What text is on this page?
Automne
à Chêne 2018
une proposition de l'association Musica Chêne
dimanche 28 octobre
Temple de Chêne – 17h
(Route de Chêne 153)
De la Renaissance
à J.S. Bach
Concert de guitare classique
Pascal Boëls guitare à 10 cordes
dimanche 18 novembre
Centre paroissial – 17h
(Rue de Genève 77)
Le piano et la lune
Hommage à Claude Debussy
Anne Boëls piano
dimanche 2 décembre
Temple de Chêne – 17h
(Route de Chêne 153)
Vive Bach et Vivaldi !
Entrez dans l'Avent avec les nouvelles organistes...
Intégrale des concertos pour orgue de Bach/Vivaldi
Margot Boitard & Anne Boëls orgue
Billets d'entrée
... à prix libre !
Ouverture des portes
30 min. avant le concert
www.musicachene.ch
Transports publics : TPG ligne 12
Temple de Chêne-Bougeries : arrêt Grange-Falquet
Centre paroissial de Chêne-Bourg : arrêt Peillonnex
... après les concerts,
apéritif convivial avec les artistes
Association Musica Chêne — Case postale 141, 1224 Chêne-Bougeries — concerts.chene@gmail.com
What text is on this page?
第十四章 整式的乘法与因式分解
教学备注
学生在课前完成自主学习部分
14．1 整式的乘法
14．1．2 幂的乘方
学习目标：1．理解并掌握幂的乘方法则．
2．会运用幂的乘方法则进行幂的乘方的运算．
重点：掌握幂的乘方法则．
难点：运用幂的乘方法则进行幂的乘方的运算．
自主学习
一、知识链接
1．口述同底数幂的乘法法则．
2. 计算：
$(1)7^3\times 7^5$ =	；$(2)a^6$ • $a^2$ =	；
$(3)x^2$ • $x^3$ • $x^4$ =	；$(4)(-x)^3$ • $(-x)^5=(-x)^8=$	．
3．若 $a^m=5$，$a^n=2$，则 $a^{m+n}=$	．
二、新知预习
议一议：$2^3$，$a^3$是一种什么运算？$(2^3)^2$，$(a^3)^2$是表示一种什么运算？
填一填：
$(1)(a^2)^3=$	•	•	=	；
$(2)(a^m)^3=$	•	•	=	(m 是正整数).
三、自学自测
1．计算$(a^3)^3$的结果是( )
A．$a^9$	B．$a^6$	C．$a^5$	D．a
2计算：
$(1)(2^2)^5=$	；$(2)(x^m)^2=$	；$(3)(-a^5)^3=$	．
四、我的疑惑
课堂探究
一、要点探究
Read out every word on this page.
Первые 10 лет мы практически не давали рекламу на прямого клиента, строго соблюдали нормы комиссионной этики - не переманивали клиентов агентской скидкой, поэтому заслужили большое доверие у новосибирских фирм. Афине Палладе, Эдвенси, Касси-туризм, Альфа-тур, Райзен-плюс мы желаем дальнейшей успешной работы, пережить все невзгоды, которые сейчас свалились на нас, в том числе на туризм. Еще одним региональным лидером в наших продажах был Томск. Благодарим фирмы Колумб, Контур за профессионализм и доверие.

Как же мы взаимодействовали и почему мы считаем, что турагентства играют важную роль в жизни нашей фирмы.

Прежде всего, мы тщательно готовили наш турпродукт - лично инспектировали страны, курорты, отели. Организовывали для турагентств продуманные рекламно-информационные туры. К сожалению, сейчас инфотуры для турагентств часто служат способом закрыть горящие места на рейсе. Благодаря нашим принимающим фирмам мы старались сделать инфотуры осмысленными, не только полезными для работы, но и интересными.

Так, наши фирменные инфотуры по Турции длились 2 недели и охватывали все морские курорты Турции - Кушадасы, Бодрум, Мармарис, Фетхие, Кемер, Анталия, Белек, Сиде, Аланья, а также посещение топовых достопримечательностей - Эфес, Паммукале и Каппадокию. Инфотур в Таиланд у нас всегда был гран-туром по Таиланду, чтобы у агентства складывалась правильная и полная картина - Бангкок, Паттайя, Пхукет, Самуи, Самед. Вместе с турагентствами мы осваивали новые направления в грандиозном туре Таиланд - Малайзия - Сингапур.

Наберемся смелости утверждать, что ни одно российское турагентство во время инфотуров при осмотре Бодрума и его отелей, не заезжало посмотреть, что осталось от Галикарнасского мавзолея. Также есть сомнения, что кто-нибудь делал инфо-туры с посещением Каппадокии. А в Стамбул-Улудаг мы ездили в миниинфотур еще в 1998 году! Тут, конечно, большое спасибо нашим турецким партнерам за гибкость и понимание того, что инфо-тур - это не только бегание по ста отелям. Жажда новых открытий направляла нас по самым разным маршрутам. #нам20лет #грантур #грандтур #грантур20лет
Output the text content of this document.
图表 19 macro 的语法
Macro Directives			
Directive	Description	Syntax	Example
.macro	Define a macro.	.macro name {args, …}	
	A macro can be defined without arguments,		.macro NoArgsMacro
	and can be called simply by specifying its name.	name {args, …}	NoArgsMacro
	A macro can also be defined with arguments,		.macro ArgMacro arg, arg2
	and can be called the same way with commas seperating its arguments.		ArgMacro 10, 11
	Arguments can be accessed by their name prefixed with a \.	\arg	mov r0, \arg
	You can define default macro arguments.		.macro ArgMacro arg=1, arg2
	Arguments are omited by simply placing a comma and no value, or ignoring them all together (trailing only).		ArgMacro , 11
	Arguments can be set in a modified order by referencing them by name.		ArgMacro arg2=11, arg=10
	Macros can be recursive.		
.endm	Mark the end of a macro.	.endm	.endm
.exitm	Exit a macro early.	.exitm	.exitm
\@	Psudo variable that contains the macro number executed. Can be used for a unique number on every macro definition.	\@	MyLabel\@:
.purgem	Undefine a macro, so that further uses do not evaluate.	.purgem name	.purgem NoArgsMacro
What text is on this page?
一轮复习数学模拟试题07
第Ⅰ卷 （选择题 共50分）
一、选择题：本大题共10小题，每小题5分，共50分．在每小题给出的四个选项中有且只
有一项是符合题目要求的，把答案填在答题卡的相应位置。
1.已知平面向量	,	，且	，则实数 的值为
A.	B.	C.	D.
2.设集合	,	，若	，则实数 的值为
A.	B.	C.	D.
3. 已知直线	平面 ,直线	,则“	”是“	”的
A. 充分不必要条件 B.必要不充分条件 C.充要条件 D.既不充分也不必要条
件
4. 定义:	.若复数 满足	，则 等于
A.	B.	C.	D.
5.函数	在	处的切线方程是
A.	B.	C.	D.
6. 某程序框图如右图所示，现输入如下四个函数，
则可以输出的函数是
+---+
Exercise details
Where a line in the material contains "работы", copy that line.

Solution to this exercise
Первые 10 лет мы практически не давали рекламу на прямого клиента, строго соблюдали нормы комиссионной этики - не переманивали клиентов агентской скидкой, поэтому заслужили большое доверие у новосибирских фирм. Афине Палладе, Эдвенси, Касси-туризм, Альфа-тур, Райзен-плюс мы желаем дальнейшей успешной работы, пережить все невзгоды, которые сейчас свалились на нас, в том числе на туризм. Еще одним региональным лидером в наших продажах был Томск. Благодарим фирмы Колумб, Контур за профессионализм и доверие.
Прежде всего, мы тщательно готовили наш турпродукт - лично инспектировали страны, курорты, отели. Организовывали для турагентств продуманные рекламно-информационные туры. К сожалению, сейчас инфотуры для турагентств часто служат способом закрыть горящие места на рейсе. Благодаря нашим принимающим фирмам мы старались сделать инфотуры осмысленными, не только полезными для работы, но и интересными.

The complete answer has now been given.